> **What is asked**
Return every entry exactly.

———

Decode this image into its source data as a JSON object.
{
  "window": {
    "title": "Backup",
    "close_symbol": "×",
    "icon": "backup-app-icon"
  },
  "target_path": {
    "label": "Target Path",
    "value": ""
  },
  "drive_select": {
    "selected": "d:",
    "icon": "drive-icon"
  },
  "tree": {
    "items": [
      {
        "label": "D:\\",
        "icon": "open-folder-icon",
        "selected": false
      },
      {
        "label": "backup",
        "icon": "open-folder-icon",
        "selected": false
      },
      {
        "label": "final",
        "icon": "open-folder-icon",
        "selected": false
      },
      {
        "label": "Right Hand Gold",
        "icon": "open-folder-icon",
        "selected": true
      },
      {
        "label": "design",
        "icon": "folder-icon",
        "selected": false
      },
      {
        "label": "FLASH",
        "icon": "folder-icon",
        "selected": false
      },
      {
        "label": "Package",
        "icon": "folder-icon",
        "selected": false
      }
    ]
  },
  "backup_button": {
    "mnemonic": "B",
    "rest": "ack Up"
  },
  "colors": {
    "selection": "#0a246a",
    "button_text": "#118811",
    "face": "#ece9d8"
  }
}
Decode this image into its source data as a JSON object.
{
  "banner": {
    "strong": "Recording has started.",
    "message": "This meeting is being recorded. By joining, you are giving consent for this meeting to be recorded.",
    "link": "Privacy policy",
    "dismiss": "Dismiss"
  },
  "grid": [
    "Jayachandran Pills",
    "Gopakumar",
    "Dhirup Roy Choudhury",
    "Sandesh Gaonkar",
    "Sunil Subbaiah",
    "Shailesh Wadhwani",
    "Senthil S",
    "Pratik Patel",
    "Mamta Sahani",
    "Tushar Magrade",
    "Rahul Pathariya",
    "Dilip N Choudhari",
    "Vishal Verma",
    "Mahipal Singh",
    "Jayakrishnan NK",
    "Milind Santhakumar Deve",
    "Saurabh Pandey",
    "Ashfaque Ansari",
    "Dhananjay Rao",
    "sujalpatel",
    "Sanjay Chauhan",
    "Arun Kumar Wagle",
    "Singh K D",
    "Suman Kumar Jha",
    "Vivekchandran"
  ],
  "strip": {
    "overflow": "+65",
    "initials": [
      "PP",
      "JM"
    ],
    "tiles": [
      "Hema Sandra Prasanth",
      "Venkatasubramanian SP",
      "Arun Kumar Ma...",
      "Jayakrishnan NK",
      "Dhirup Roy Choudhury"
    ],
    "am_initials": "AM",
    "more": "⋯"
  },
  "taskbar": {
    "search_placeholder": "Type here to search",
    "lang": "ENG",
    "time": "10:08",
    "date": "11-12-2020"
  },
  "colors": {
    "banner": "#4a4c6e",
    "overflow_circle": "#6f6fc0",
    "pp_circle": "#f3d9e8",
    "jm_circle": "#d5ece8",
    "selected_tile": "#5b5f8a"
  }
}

———

> **Response for this exercise**
Decode this image into its source data as a JSON object.
{
  "window": {
    "title": "Backup",
    "close_symbol": "×",
    "icon": "backup-app-icon"
  },
  "target_path": {
    "label": "Target Path",
    "value": ""
  },
  "drive_select": {
    "selected": "d:",
    "icon": "drive-icon"
  },
  "tree": {
    "items": [
      {
        "label": "D:\\",
        "icon": "open-folder-icon",
        "selected": false
      },
      {
        "label": "backup",
        "icon": "open-folder-icon",
        "selected": false
      },
      {
        "label": "final",
        "icon": "open-folder-icon",
        "selected": false
      },
      {
        "label": "Right Hand Gold",
        "icon": "open-folder-icon",
        "selected": true
      },
      {
        "label": "design",
        "icon": "folder-icon",
        "selected": false
      },
      {
        "label": "FLASH",
        "icon": "folder-icon",
        "selected": false
      },
      {
        "label": "Package",
        "icon": "folder-icon",
        "selected": false
      }
    ]
  },
  "backup_button": {
    "mnemonic": "B",
    "rest": "ack Up"
  },
  "colors": {
    "selection": "#0a246a",
    "button_text": "#118811",
    "face": "#ece9d8"
  }
}
Decode this image into its source data as a JSON object.
{
  "banner": {
    "strong": "Recording has started.",
    "message": "This meeting is being recorded. By joining, you are giving consent for this meeting to be recorded.",
    "link": "Privacy policy",
    "dismiss": "Dismiss"
  },
  "grid": [
    "Jayachandran Pills",
    "Gopakumar",
    "Dhirup Roy Choudhury",
    "Sandesh Gaonkar",
    "Sunil Subbaiah",
    "Shailesh Wadhwani",
    "Senthil S",
    "Pratik Patel",
    "Mamta Sahani",
    "Tushar Magrade",
    "Rahul Pathariya",
    "Dilip N Choudhari",
    "Vishal Verma",
    "Mahipal Singh",
    "Jayakrishnan NK",
    "Milind Santhakumar Deve",
    "Saurabh Pandey",
    "Ashfaque Ansari",
    "Dhananjay Rao",
    "sujalpatel",
    "Sanjay Chauhan",
    "Arun Kumar Wagle",
    "Singh K D",
    "Suman Kumar Jha",
    "Vivekchandran"
  ],
  "strip": {
    "overflow": "+65",
    "initials": [
      "PP",
      "JM"
    ],
    "tiles": [
      "Hema Sandra Prasanth",
      "Venkatasubramanian SP",
      "Arun Kumar Ma...",
      "Jayakrishnan NK",
      "Dhirup Roy Choudhury"
    ],
    "am_initials": "AM",
    "more": "⋯"
  },
  "taskbar": {
    "search_placeholder": "Type here to search",
    "lang": "ENG",
    "time": "10:08",
    "date": "11-12-2020"
  },
  "colors": {
    "banner": "#4a4c6e",
    "overflow_circle": "#6f6fc0",
    "pp_circle": "#f3d9e8",
    "jm_circle": "#d5ece8",
    "selected_tile": "#5b5f8a"
  }
}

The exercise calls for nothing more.